# EXERCISE
Pictures excluded, copy word for word the lines from the one holding "OCR this image." through the last line below.

Data records:

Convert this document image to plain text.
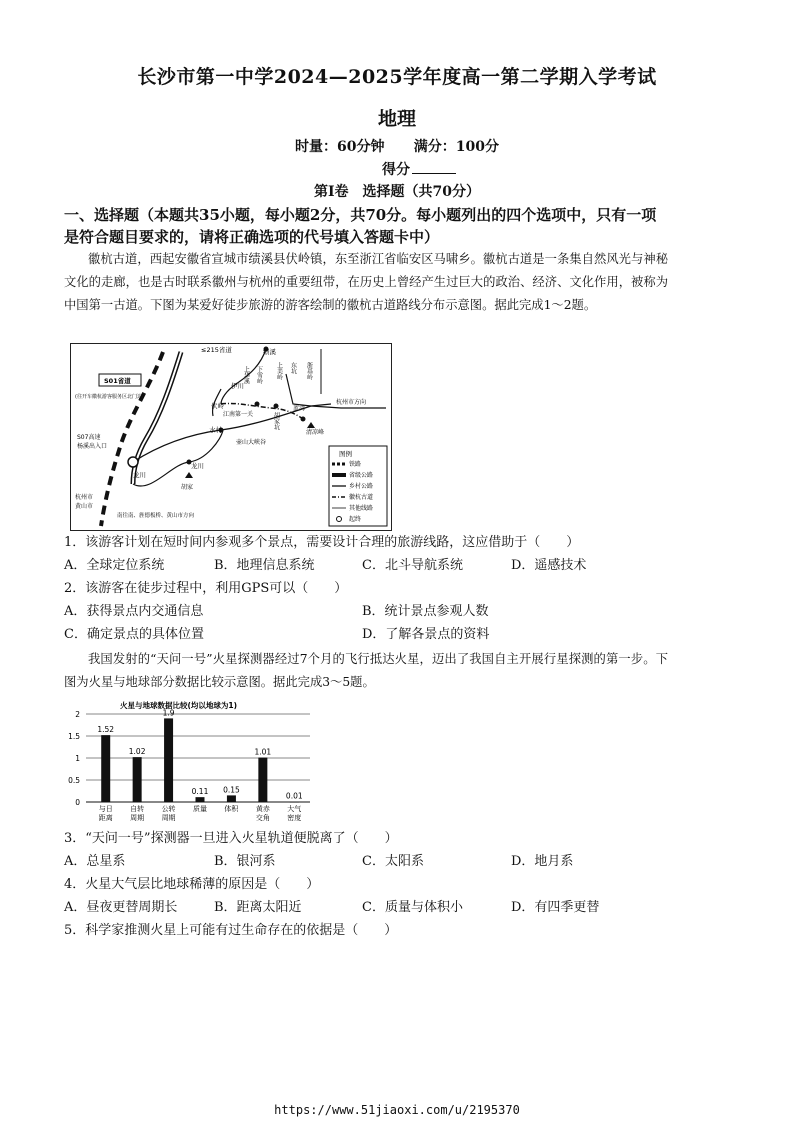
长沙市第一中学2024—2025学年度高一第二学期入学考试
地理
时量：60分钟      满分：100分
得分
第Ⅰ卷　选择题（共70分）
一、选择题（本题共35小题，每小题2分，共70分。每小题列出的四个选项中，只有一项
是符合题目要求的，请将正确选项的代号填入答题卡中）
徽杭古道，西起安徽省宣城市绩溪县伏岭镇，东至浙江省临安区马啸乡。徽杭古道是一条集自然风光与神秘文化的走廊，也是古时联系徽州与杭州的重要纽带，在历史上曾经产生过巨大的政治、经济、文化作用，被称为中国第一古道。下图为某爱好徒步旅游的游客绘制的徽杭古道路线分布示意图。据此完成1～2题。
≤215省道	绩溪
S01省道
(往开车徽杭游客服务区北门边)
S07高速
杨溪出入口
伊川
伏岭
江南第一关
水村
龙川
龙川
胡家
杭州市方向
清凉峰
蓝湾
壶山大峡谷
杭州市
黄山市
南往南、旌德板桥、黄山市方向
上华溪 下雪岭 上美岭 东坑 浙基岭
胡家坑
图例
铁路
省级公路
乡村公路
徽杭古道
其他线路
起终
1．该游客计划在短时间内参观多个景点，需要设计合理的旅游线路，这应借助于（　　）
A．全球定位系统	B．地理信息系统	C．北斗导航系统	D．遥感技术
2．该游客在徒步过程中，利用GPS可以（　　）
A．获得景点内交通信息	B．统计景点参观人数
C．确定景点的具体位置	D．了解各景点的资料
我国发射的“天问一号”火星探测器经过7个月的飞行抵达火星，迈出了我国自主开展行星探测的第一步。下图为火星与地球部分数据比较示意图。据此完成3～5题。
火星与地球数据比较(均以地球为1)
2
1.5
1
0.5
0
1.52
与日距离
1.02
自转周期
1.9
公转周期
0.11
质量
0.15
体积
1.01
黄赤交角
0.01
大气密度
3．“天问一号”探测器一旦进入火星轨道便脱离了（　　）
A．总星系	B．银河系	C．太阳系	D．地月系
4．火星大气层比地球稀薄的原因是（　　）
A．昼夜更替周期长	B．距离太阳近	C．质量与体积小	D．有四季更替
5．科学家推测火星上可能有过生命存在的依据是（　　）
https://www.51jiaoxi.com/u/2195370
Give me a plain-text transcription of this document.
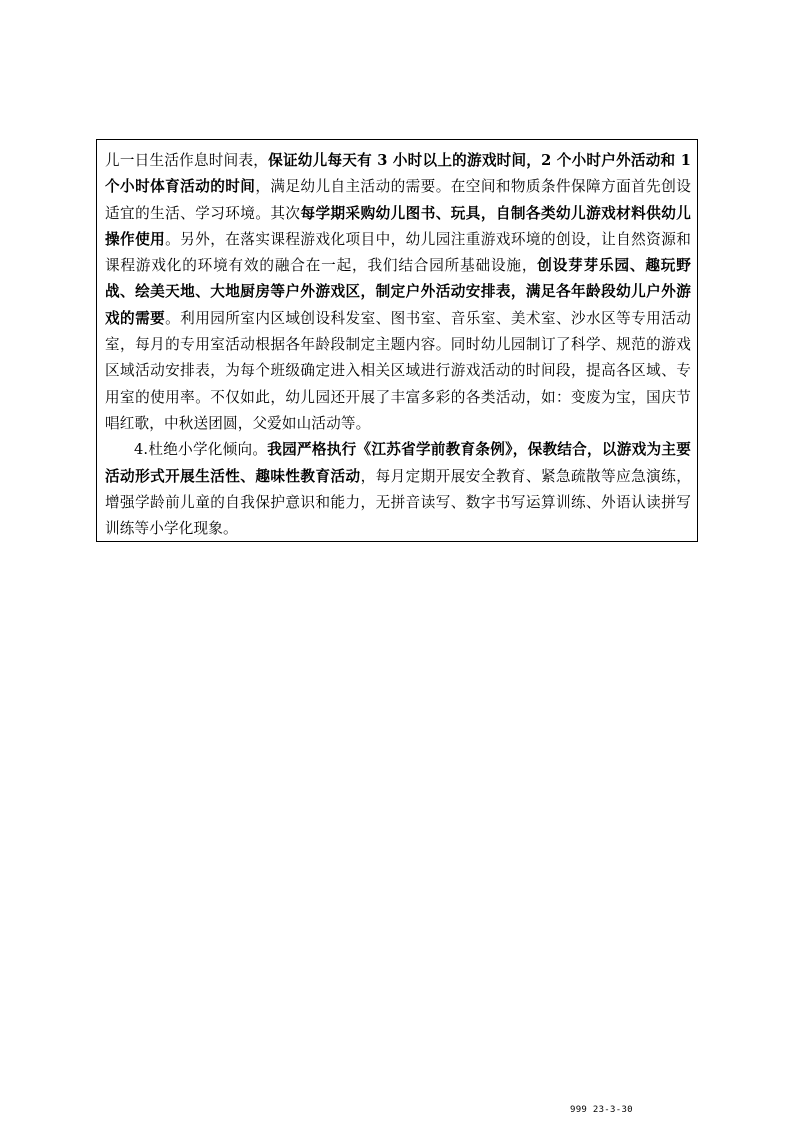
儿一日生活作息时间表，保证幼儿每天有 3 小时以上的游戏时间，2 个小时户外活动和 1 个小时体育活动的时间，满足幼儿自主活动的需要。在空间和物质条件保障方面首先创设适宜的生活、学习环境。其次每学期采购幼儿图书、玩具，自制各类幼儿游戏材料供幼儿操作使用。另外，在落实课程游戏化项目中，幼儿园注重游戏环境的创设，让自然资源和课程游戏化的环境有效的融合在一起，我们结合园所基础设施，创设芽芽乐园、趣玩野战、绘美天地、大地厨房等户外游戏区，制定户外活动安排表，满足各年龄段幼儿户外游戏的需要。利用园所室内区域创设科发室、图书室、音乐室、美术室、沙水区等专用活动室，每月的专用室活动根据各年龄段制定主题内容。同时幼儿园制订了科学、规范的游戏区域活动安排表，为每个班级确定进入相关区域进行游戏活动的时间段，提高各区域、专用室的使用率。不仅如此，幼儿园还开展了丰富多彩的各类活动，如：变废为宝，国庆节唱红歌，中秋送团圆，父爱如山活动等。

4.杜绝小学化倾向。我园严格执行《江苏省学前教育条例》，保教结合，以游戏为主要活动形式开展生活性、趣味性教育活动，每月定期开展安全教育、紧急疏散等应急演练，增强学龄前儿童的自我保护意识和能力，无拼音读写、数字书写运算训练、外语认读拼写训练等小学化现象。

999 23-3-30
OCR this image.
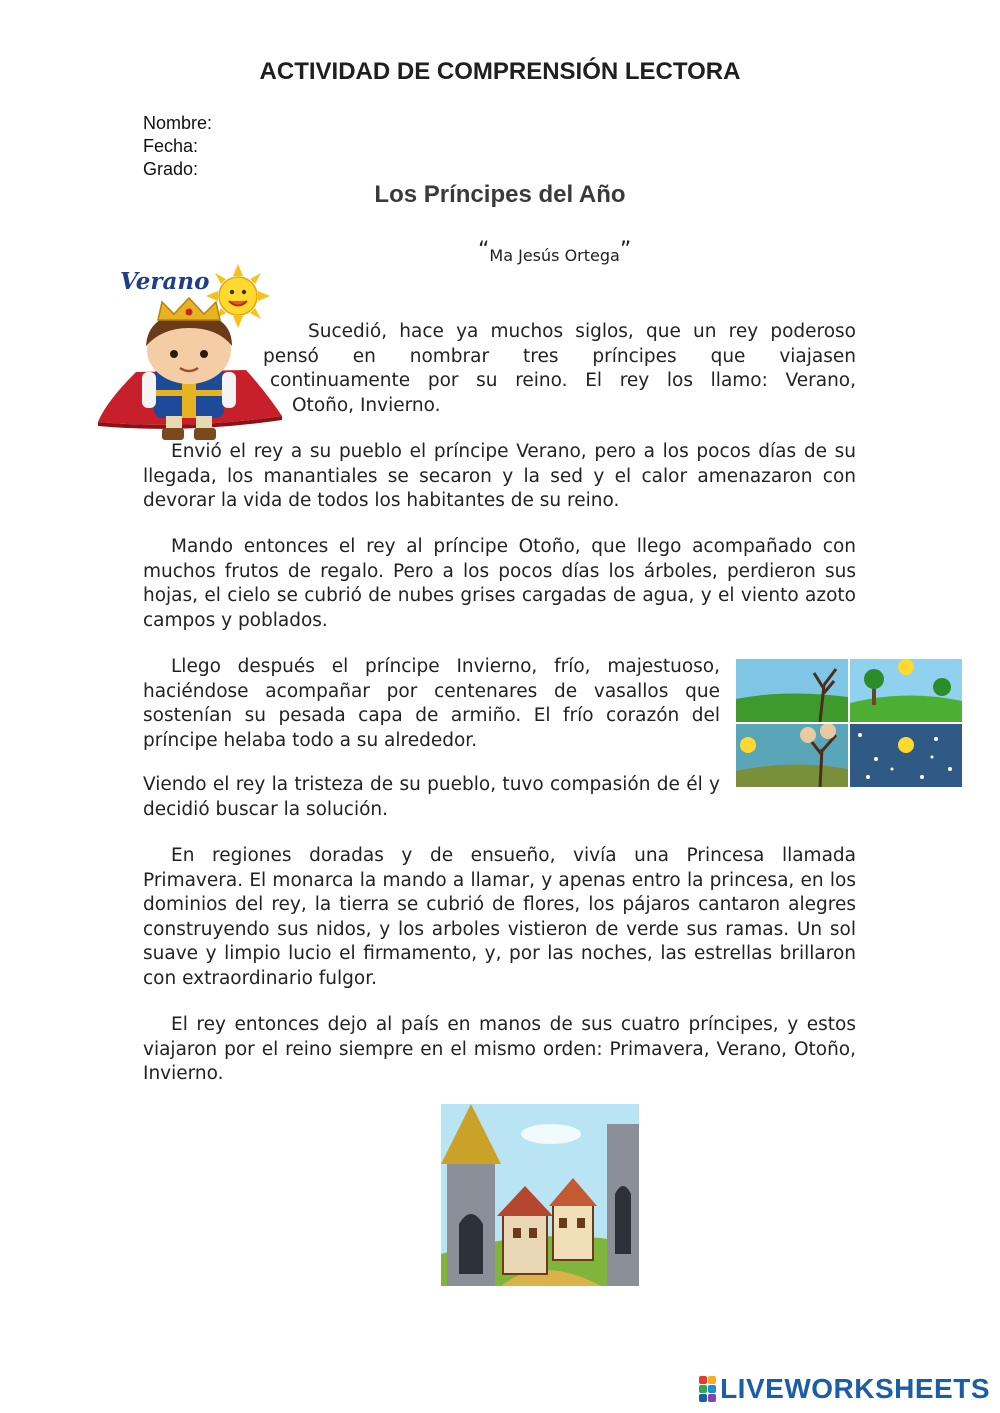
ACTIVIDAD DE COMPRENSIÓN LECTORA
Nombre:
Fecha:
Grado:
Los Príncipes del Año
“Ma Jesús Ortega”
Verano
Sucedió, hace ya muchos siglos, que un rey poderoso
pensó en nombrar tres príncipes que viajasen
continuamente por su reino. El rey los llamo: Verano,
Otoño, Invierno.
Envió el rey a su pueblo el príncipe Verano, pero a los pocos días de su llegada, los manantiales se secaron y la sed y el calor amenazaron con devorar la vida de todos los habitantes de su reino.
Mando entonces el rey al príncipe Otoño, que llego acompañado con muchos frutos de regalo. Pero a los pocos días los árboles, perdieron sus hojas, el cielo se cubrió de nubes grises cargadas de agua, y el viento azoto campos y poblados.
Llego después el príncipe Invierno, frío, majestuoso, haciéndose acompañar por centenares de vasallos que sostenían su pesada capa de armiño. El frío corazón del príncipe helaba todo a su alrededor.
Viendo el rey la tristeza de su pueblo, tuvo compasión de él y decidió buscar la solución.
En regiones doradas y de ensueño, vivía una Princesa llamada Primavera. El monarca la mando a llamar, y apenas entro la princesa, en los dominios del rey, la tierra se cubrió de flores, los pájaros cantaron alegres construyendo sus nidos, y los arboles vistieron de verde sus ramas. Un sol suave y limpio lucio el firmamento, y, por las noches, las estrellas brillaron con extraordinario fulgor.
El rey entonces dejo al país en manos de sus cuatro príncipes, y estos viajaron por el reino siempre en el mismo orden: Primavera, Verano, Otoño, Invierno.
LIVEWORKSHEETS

# SOLUTION FOR THIS TASK
OCR this image.
ACTIVIDAD DE COMPRENSIÓN LECTORA
Nombre:
Fecha:
Grado:
Los Príncipes del Año
“Ma Jesús Ortega”
Verano
Sucedió, hace ya muchos siglos, que un rey poderoso
pensó en nombrar tres príncipes que viajasen
continuamente por su reino. El rey los llamo: Verano,
Otoño, Invierno.
Envió el rey a su pueblo el príncipe Verano, pero a los pocos días de su llegada, los manantiales se secaron y la sed y el calor amenazaron con devorar la vida de todos los habitantes de su reino.
Mando entonces el rey al príncipe Otoño, que llego acompañado con muchos frutos de regalo. Pero a los pocos días los árboles, perdieron sus hojas, el cielo se cubrió de nubes grises cargadas de agua, y el viento azoto campos y poblados.
Llego después el príncipe Invierno, frío, majestuoso, haciéndose acompañar por centenares de vasallos que sostenían su pesada capa de armiño. El frío corazón del príncipe helaba todo a su alrededor.
Viendo el rey la tristeza de su pueblo, tuvo compasión de él y decidió buscar la solución.
En regiones doradas y de ensueño, vivía una Princesa llamada Primavera. El monarca la mando a llamar, y apenas entro la princesa, en los dominios del rey, la tierra se cubrió de flores, los pájaros cantaron alegres construyendo sus nidos, y los arboles vistieron de verde sus ramas. Un sol suave y limpio lucio el firmamento, y, por las noches, las estrellas brillaron con extraordinario fulgor.
El rey entonces dejo al país en manos de sus cuatro príncipes, y estos viajaron por el reino siempre en el mismo orden: Primavera, Verano, Otoño, Invierno.
LIVEWORKSHEETS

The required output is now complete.